- TASK OBJECTIVE
Each record needs to be echoed exactly; can you do that?

- Dataset items

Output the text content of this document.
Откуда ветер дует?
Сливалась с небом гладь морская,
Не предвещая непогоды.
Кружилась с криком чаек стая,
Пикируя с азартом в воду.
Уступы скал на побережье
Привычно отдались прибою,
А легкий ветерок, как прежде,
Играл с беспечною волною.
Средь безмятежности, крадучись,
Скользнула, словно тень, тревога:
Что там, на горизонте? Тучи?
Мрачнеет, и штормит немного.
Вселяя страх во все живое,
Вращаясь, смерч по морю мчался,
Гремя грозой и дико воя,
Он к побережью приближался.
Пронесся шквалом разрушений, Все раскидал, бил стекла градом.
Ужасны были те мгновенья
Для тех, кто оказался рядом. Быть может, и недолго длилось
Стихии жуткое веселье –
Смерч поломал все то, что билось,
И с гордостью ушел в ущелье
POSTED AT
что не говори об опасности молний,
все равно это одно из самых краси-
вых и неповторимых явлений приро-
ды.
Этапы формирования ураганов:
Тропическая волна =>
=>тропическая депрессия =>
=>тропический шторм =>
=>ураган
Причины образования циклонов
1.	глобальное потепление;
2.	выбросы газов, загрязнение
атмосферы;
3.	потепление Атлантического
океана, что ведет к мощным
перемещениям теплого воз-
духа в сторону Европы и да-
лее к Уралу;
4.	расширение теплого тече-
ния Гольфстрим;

- TASK OUTPUT
Output the text content of this document.
Откуда ветер дует?
Сливалась с небом гладь морская,
Не предвещая непогоды.
Кружилась с криком чаек стая,
Пикируя с азартом в воду.
Уступы скал на побережье
Привычно отдались прибою,
А легкий ветерок, как прежде,
Играл с беспечною волною.
Средь безмятежности, крадучись,
Скользнула, словно тень, тревога:
Что там, на горизонте? Тучи?
Мрачнеет, и штормит немного.
Вселяя страх во все живое,
Вращаясь, смерч по морю мчался,
Гремя грозой и дико воя,
Он к побережью приближался.
Пронесся шквалом разрушений, Все раскидал, бил стекла градом.
Ужасны были те мгновенья
Для тех, кто оказался рядом. Быть может, и недолго длилось
Стихии жуткое веселье –
Смерч поломал все то, что билось,
И с гордостью ушел в ущелье
POSTED AT
что не говори об опасности молний,
все равно это одно из самых краси-
вых и неповторимых явлений приро-
ды.
Этапы формирования ураганов:
Тропическая волна =>
=>тропическая депрессия =>
=>тропический шторм =>
=>ураган
Причины образования циклонов
1.	глобальное потепление;
2.	выбросы газов, загрязнение
атмосферы;
3.	потепление Атлантического
океана, что ведет к мощным
перемещениям теплого воз-
духа в сторону Европы и да-
лее к Уралу;
4.	расширение теплого тече-
ния Гольфстрим;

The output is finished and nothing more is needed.